Direction: Copy out the entries in full and with complete accuracy; pictures are excluded.

Excerpted records:
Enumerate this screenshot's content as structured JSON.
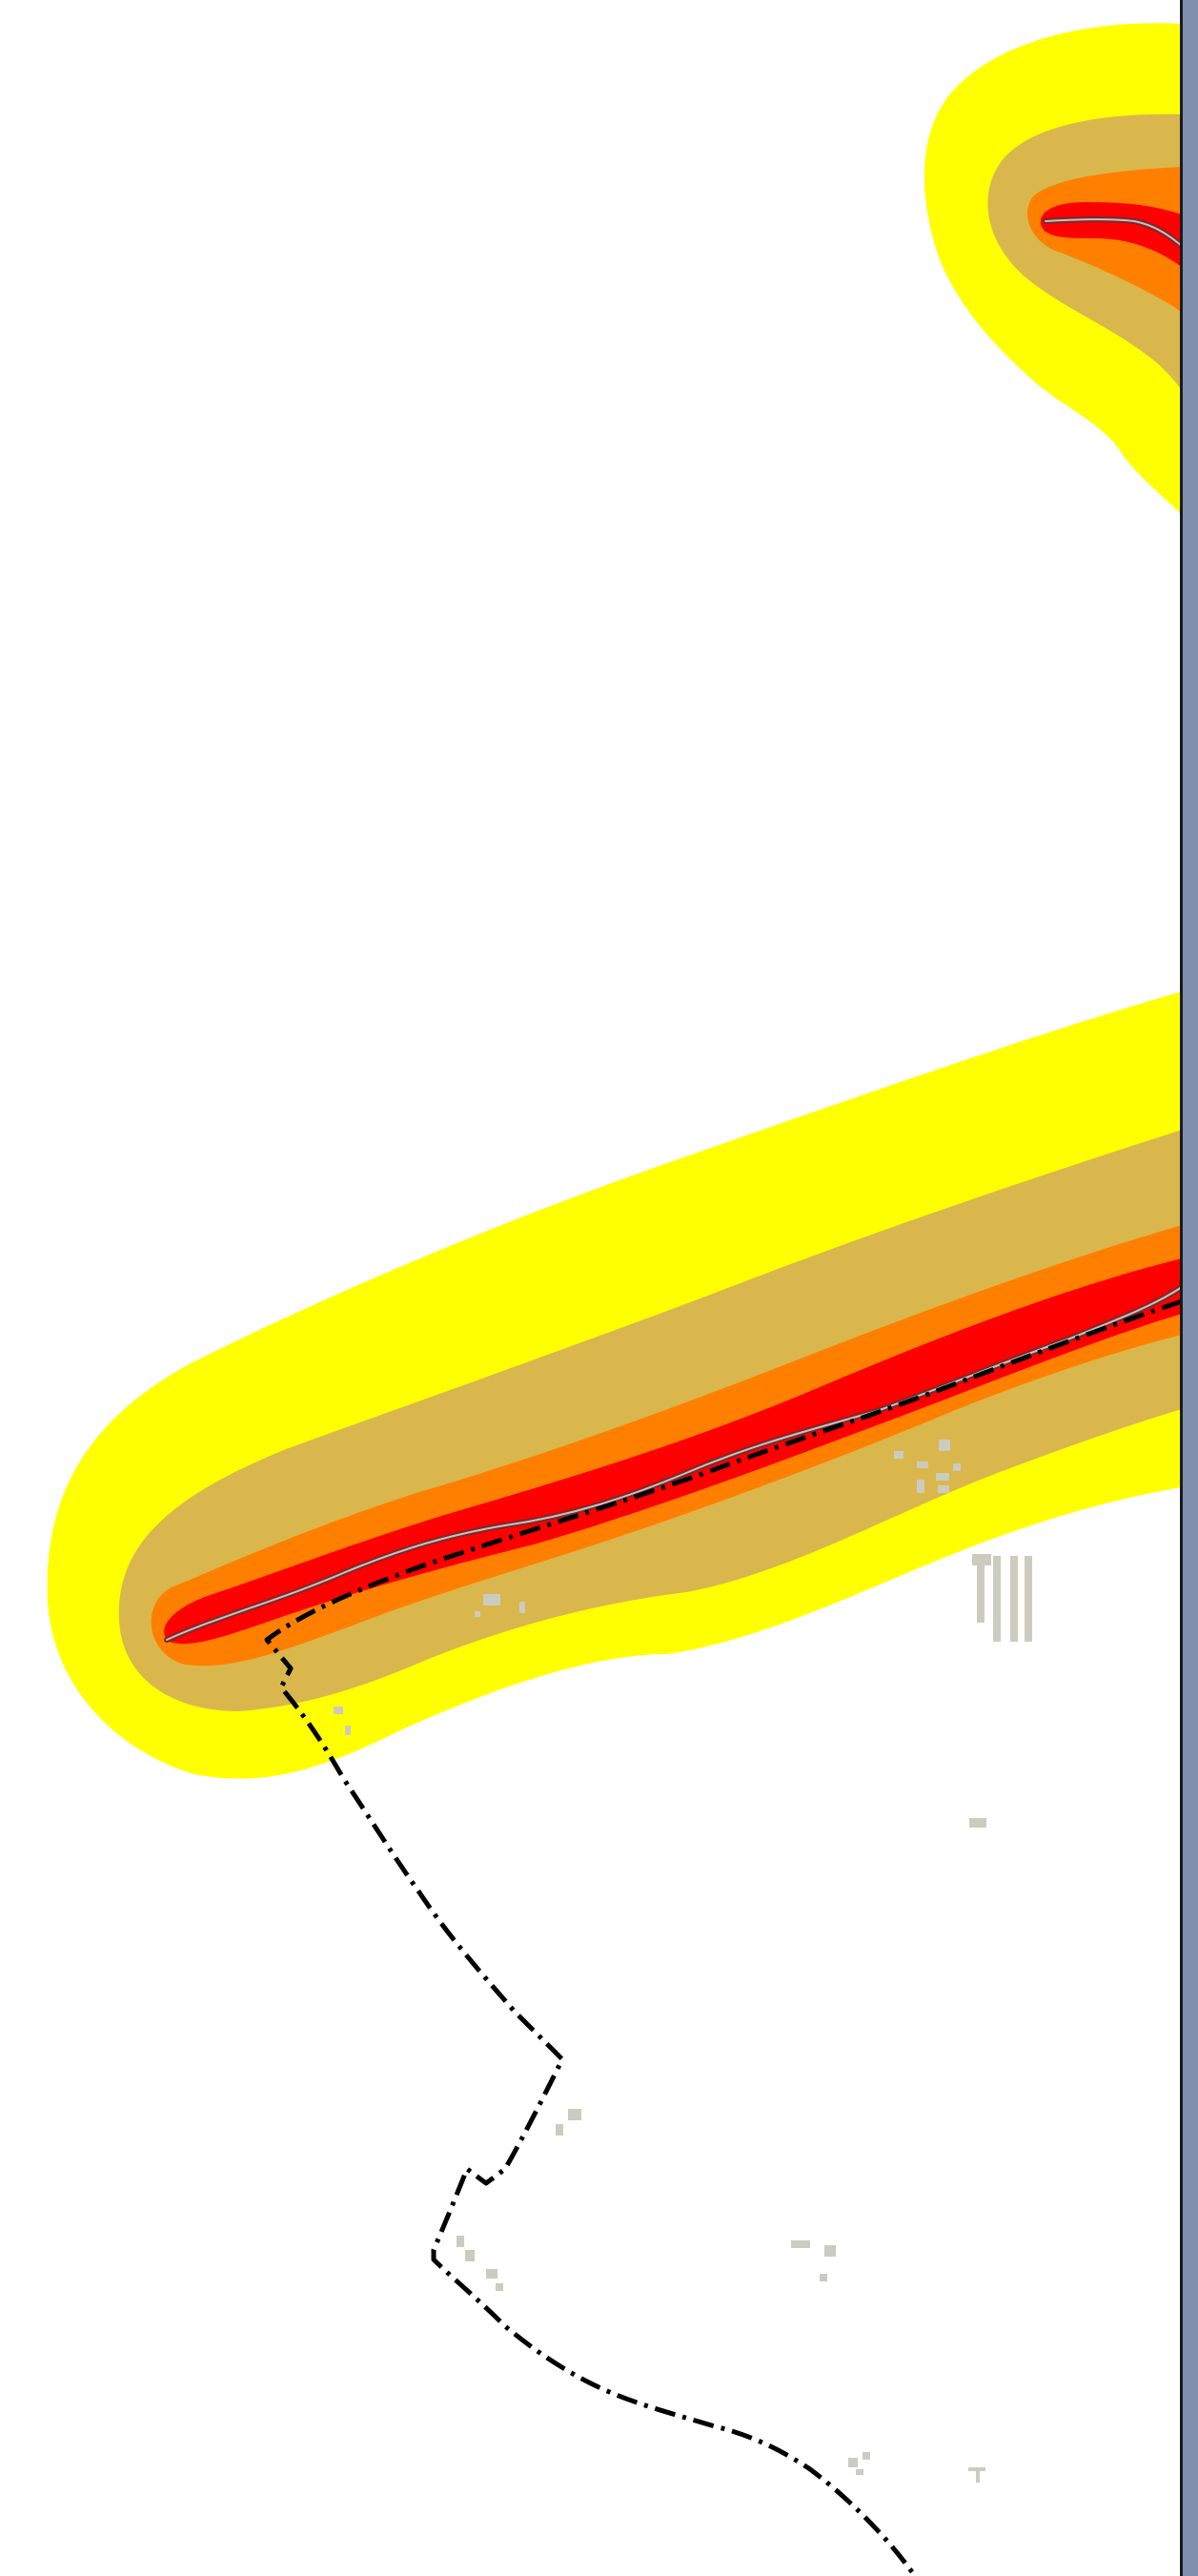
{
  "map": {
    "colors": {
      "background": "#ffffff",
      "buffer_outer": "#ffff00",
      "buffer_2": "#d9b74c",
      "buffer_3": "#ff7f00",
      "buffer_inner": "#ff0000",
      "road_casing": "#7a2a2a",
      "road_fill": "#c9bfbf",
      "boundary_line": "#000000",
      "buildings": "#cccbbf",
      "right_panel": "#7f8fad",
      "panel_border": "#1a1a1a"
    },
    "layers": {
      "hazard_buffer_zones": [
        "buffer_outer",
        "buffer_2",
        "buffer_3",
        "buffer_inner"
      ],
      "road": "road-line",
      "administrative_boundary": "dash-dot",
      "buildings": "building-footprints"
    }
  }
}
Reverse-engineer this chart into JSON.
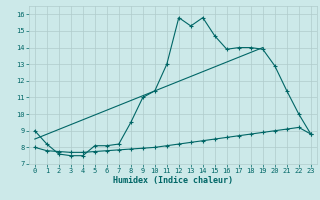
{
  "xlabel": "Humidex (Indice chaleur)",
  "xlim": [
    -0.5,
    23.5
  ],
  "ylim": [
    7.0,
    16.5
  ],
  "yticks": [
    7,
    8,
    9,
    10,
    11,
    12,
    13,
    14,
    15,
    16
  ],
  "xticks": [
    0,
    1,
    2,
    3,
    4,
    5,
    6,
    7,
    8,
    9,
    10,
    11,
    12,
    13,
    14,
    15,
    16,
    17,
    18,
    19,
    20,
    21,
    22,
    23
  ],
  "bg_color": "#cce9e9",
  "grid_color": "#b0cccc",
  "line_color": "#006666",
  "line1_x": [
    0,
    1,
    2,
    3,
    4,
    5,
    6,
    7,
    8,
    9,
    10,
    11,
    12,
    13,
    14,
    15,
    16,
    17,
    18,
    19,
    20,
    21,
    22,
    23
  ],
  "line1_y": [
    9.0,
    8.2,
    7.6,
    7.5,
    7.5,
    8.1,
    8.1,
    8.2,
    9.5,
    11.0,
    11.4,
    13.0,
    15.8,
    15.3,
    15.8,
    14.7,
    13.9,
    14.0,
    14.0,
    13.9,
    12.9,
    11.4,
    10.0,
    8.8
  ],
  "line2_x": [
    0,
    1,
    2,
    3,
    4,
    5,
    6,
    7,
    8,
    9,
    10,
    11,
    12,
    13,
    14,
    15,
    16,
    17,
    18,
    19,
    20,
    21,
    22,
    23
  ],
  "line2_y": [
    8.0,
    7.8,
    7.75,
    7.7,
    7.7,
    7.75,
    7.8,
    7.85,
    7.9,
    7.95,
    8.0,
    8.1,
    8.2,
    8.3,
    8.4,
    8.5,
    8.6,
    8.7,
    8.8,
    8.9,
    9.0,
    9.1,
    9.2,
    8.8
  ],
  "line3_x": [
    0,
    19
  ],
  "line3_y": [
    8.5,
    14.0
  ]
}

Written response:
Enumerate this screenshot's content as structured JSON.
{
  "map": {
    "colors": {
      "background": "#ffffff",
      "buffer_outer": "#ffff00",
      "buffer_2": "#d9b74c",
      "buffer_3": "#ff7f00",
      "buffer_inner": "#ff0000",
      "road_casing": "#7a2a2a",
      "road_fill": "#c9bfbf",
      "boundary_line": "#000000",
      "buildings": "#cccbbf",
      "right_panel": "#7f8fad",
      "panel_border": "#1a1a1a"
    },
    "layers": {
      "hazard_buffer_zones": [
        "buffer_outer",
        "buffer_2",
        "buffer_3",
        "buffer_inner"
      ],
      "road": "road-line",
      "administrative_boundary": "dash-dot",
      "buildings": "building-footprints"
    }
  }
}
Reverse-engineer this chart into JSON.
{
  "xlabel": "Humidex (Indice chaleur)",
  "xlim": [
    -0.5,
    23.5
  ],
  "ylim": [
    7.0,
    16.5
  ],
  "yticks": [
    7,
    8,
    9,
    10,
    11,
    12,
    13,
    14,
    15,
    16
  ],
  "xticks": [
    0,
    1,
    2,
    3,
    4,
    5,
    6,
    7,
    8,
    9,
    10,
    11,
    12,
    13,
    14,
    15,
    16,
    17,
    18,
    19,
    20,
    21,
    22,
    23
  ],
  "bg_color": "#cce9e9",
  "grid_color": "#b0cccc",
  "line_color": "#006666",
  "line1_x": [
    0,
    1,
    2,
    3,
    4,
    5,
    6,
    7,
    8,
    9,
    10,
    11,
    12,
    13,
    14,
    15,
    16,
    17,
    18,
    19,
    20,
    21,
    22,
    23
  ],
  "line1_y": [
    9.0,
    8.2,
    7.6,
    7.5,
    7.5,
    8.1,
    8.1,
    8.2,
    9.5,
    11.0,
    11.4,
    13.0,
    15.8,
    15.3,
    15.8,
    14.7,
    13.9,
    14.0,
    14.0,
    13.9,
    12.9,
    11.4,
    10.0,
    8.8
  ],
  "line2_x": [
    0,
    1,
    2,
    3,
    4,
    5,
    6,
    7,
    8,
    9,
    10,
    11,
    12,
    13,
    14,
    15,
    16,
    17,
    18,
    19,
    20,
    21,
    22,
    23
  ],
  "line2_y": [
    8.0,
    7.8,
    7.75,
    7.7,
    7.7,
    7.75,
    7.8,
    7.85,
    7.9,
    7.95,
    8.0,
    8.1,
    8.2,
    8.3,
    8.4,
    8.5,
    8.6,
    8.7,
    8.8,
    8.9,
    9.0,
    9.1,
    9.2,
    8.8
  ],
  "line3_x": [
    0,
    19
  ],
  "line3_y": [
    8.5,
    14.0
  ]
}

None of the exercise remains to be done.